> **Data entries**
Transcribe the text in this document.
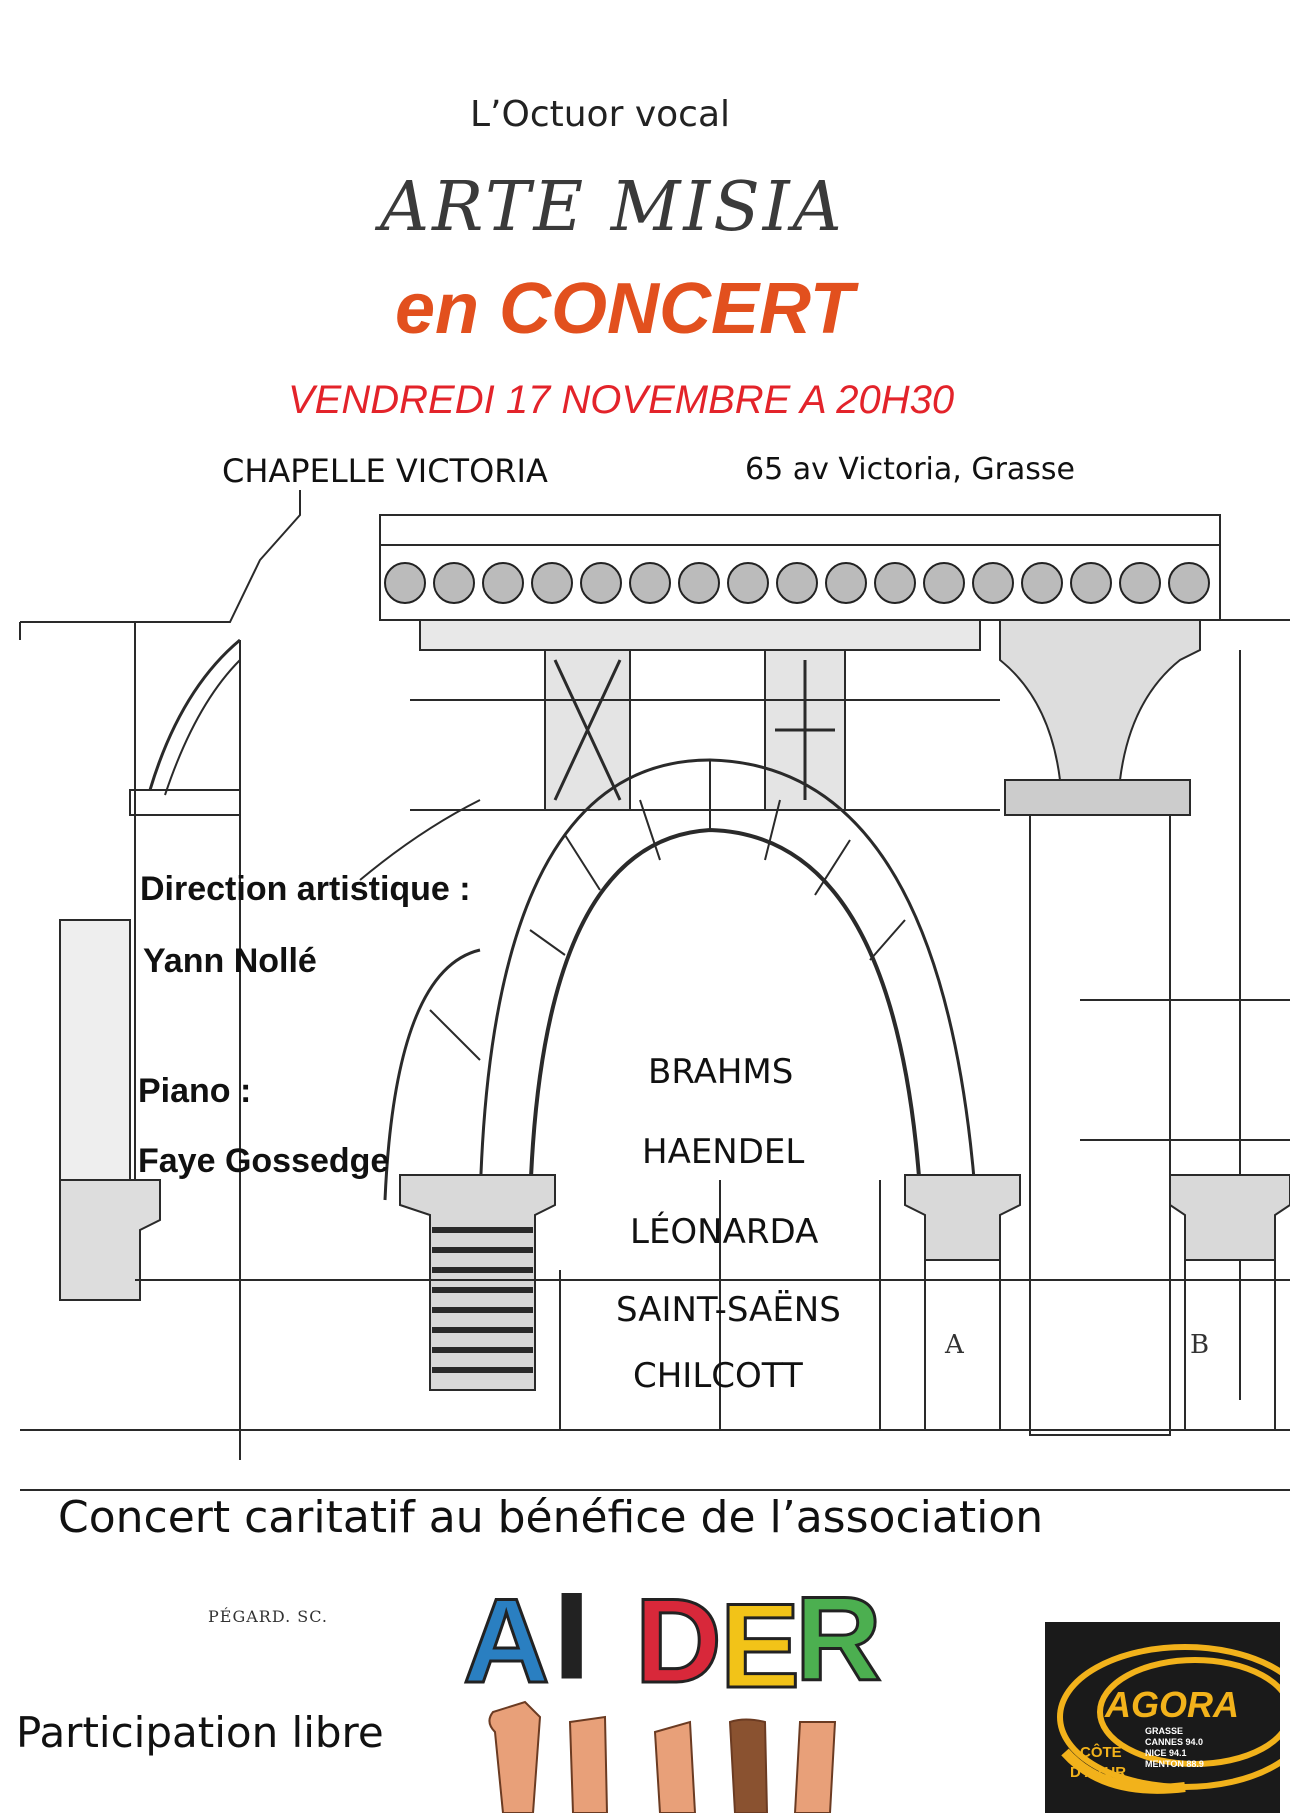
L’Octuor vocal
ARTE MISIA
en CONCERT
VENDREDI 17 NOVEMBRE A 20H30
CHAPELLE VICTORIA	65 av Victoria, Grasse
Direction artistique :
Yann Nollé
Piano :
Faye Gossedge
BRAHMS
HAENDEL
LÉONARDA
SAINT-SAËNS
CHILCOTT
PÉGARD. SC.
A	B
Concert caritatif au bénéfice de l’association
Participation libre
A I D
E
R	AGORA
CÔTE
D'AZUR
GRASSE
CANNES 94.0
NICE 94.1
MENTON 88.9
---
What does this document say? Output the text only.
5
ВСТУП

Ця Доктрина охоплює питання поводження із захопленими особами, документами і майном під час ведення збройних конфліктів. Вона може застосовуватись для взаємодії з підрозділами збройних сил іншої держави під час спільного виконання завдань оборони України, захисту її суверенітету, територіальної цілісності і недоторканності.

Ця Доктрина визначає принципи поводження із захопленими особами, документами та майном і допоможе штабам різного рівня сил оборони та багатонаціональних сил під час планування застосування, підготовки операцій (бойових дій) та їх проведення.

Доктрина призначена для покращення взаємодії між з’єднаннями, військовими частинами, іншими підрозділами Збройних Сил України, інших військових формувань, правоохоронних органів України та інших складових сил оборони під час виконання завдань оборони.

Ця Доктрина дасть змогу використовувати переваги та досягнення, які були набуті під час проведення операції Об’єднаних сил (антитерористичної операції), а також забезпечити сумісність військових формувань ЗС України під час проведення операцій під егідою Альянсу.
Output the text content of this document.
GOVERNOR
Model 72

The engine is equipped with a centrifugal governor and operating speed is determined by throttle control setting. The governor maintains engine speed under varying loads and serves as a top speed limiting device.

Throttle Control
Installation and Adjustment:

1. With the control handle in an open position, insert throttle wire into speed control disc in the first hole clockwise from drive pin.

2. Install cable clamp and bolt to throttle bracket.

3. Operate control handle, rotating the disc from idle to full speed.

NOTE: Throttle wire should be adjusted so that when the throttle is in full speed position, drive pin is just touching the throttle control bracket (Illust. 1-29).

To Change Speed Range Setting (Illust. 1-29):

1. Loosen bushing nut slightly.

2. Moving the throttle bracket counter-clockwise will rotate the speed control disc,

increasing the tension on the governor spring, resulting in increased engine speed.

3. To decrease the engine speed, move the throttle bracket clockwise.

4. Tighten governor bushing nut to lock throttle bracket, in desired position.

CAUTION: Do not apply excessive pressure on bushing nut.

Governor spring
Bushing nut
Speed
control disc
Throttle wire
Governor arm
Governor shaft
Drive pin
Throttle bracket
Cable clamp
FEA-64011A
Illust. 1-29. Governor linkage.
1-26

> **Exercise brief**
Every line containing the string "full" must be listed.

> **Expected output**
3. Operate control handle, rotating the disc from idle to full speed.
NOTE: Throttle wire should be adjusted so that when the throttle is in full speed position, drive pin is just touching the throttle control bracket (Illust. 1-29).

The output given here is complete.